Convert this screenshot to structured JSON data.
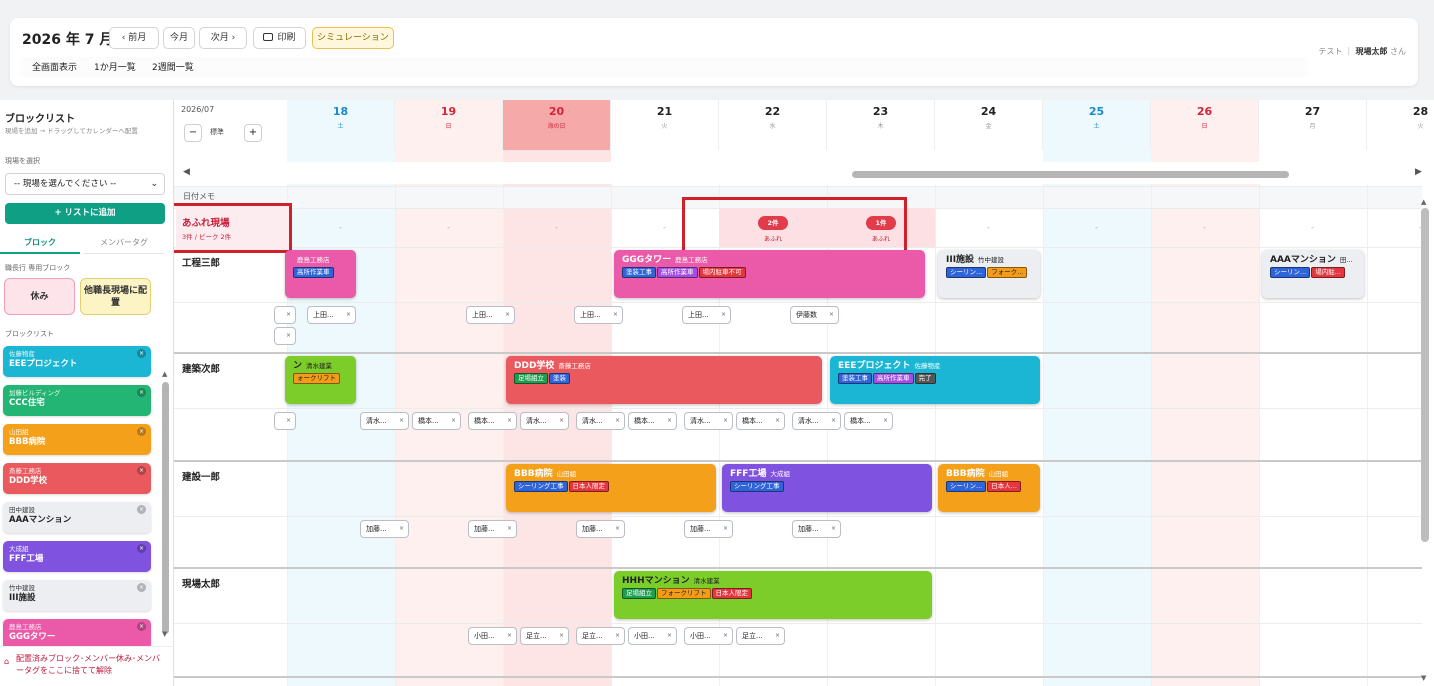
{
  "header": {
    "title": "2026 年 7 月",
    "prev": "‹ 前月",
    "today": "今月",
    "next": "次月 ›",
    "print": "印刷",
    "simulation": "シミュレーション",
    "view_tabs": [
      "全画面表示",
      "1か月一覧",
      "2週間一覧"
    ],
    "user_prefix": "テスト",
    "user_name": "現場太郎",
    "user_suffix": "さん"
  },
  "sidebar": {
    "title": "ブロックリスト",
    "subtitle": "現場を追加 → ドラッグしてカレンダーへ配置",
    "select_label": "現場を選択",
    "select_placeholder": "-- 現場を選んでください --",
    "add_button": "+ リストに追加",
    "tabs": [
      "ブロック",
      "メンバータグ"
    ],
    "special_label": "職長行 専用ブロック",
    "special": [
      "休み",
      "他職長現場に配置"
    ],
    "list_label": "ブロックリスト",
    "blocks": [
      {
        "company": "佐藤物産",
        "name": "EEEプロジェクト",
        "color": "#1ab6d3"
      },
      {
        "company": "加藤ビルディング",
        "name": "CCC住宅",
        "color": "#22b573"
      },
      {
        "company": "山田組",
        "name": "BBB病院",
        "color": "#f5a01a"
      },
      {
        "company": "斎藤工務店",
        "name": "DDD学校",
        "color": "#e9595e"
      },
      {
        "company": "田中建設",
        "name": "AAAマンション",
        "color": "#eceef2"
      },
      {
        "company": "大成組",
        "name": "FFF工場",
        "color": "#8052e0"
      },
      {
        "company": "竹中建設",
        "name": "III施設",
        "color": "#eceef2"
      },
      {
        "company": "鹿島工務店",
        "name": "GGGタワー",
        "color": "#ea5aa8"
      }
    ],
    "drop_zone": "配置済みブロック･メンバー休み･メンバータグをここに捨てて解除"
  },
  "calendar": {
    "month_label": "2026/07",
    "zoom_label": "標準",
    "zoom_minus": "−",
    "zoom_plus": "+",
    "days": [
      {
        "n": "18",
        "w": "土",
        "type": "sat"
      },
      {
        "n": "19",
        "w": "日",
        "type": "sun"
      },
      {
        "n": "20",
        "w": "海の日",
        "type": "hol"
      },
      {
        "n": "21",
        "w": "火",
        "type": "wk"
      },
      {
        "n": "22",
        "w": "水",
        "type": "wk"
      },
      {
        "n": "23",
        "w": "木",
        "type": "wk"
      },
      {
        "n": "24",
        "w": "金",
        "type": "wk"
      },
      {
        "n": "25",
        "w": "土",
        "type": "sat"
      },
      {
        "n": "26",
        "w": "日",
        "type": "sun"
      },
      {
        "n": "27",
        "w": "月",
        "type": "wk"
      },
      {
        "n": "28",
        "w": "火",
        "type": "wk"
      }
    ],
    "memo_label": "日付メモ",
    "overflow": {
      "title": "あふれ現場",
      "sub": "3件 / ピーク 2件",
      "badges": [
        {
          "count": "2件",
          "label": "あふれ"
        },
        {
          "count": "1件",
          "label": "あふれ"
        }
      ]
    },
    "rows": [
      {
        "name": "工程三郎",
        "cards": [
          {
            "title": "",
            "company": "鹿島工務店",
            "tags": [
              {
                "t": "高所作業車",
                "c": "tg-b"
              }
            ]
          },
          {
            "title": "GGGタワー",
            "company": "鹿島工務店",
            "tags": [
              {
                "t": "塗装工事",
                "c": "tg-b"
              },
              {
                "t": "高所作業車",
                "c": "tg-p"
              },
              {
                "t": "場内駐車不可",
                "c": "tg-r"
              }
            ]
          },
          {
            "title": "III施設",
            "company": "竹中建設",
            "tags": [
              {
                "t": "シーリン...",
                "c": "tg-b"
              },
              {
                "t": "フォーク...",
                "c": "tg-o"
              }
            ]
          },
          {
            "title": "AAAマンション",
            "company": "田...",
            "tags": [
              {
                "t": "シーリン...",
                "c": "tg-b"
              },
              {
                "t": "場内駐...",
                "c": "tg-r"
              }
            ]
          }
        ],
        "pills": [
          "",
          "上田...",
          "",
          "上田...",
          "上田...",
          "上田...",
          "伊藤数"
        ]
      },
      {
        "name": "建築次郎",
        "cards": [
          {
            "title": "ン",
            "company": "清水建業",
            "tags": [
              {
                "t": "ォークリフト",
                "c": "tg-o"
              }
            ]
          },
          {
            "title": "DDD学校",
            "company": "斎藤工務店",
            "tags": [
              {
                "t": "足場組立",
                "c": "tg-g"
              },
              {
                "t": "塗装",
                "c": "tg-b"
              }
            ]
          },
          {
            "title": "EEEプロジェクト",
            "company": "佐藤物産",
            "tags": [
              {
                "t": "塗装工事",
                "c": "tg-b"
              },
              {
                "t": "高所作業車",
                "c": "tg-p"
              },
              {
                "t": "完了",
                "c": "tg-k"
              }
            ]
          }
        ],
        "pills": [
          "",
          "清水...",
          "橋本...",
          "橋本...",
          "清水...",
          "清水...",
          "橋本...",
          "清水...",
          "橋本...",
          "清水...",
          "橋本..."
        ]
      },
      {
        "name": "建設一郎",
        "cards": [
          {
            "title": "BBB病院",
            "company": "山田組",
            "tags": [
              {
                "t": "シーリング工事",
                "c": "tg-b"
              },
              {
                "t": "日本人限定",
                "c": "tg-r"
              }
            ]
          },
          {
            "title": "FFF工場",
            "company": "大成組",
            "tags": [
              {
                "t": "シーリング工事",
                "c": "tg-b"
              }
            ]
          },
          {
            "title": "BBB病院",
            "company": "山田組",
            "tags": [
              {
                "t": "シーリン...",
                "c": "tg-b"
              },
              {
                "t": "日本人...",
                "c": "tg-r"
              }
            ]
          }
        ],
        "pills": [
          "加藤...",
          "加藤...",
          "加藤...",
          "加藤...",
          "加藤..."
        ]
      },
      {
        "name": "現場太郎",
        "cards": [
          {
            "title": "HHHマンション",
            "company": "清水建業",
            "tags": [
              {
                "t": "足場組立",
                "c": "tg-g"
              },
              {
                "t": "フォークリフト",
                "c": "tg-o"
              },
              {
                "t": "日本人限定",
                "c": "tg-r"
              }
            ]
          }
        ],
        "pills": [
          "小田...",
          "足立...",
          "足立...",
          "小田...",
          "小田...",
          "足立..."
        ]
      }
    ]
  }
}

━━━━━━

[What the task requires]:
Copy each line of the entries that includes the word "color".

[Answer for this exercise]:
        "color": "#1ab6d3"
        "color": "#22b573"
        "color": "#f5a01a"
        "color": "#e9595e"
        "color": "#eceef2"
        "color": "#8052e0"
        "color": "#eceef2"
        "color": "#ea5aa8"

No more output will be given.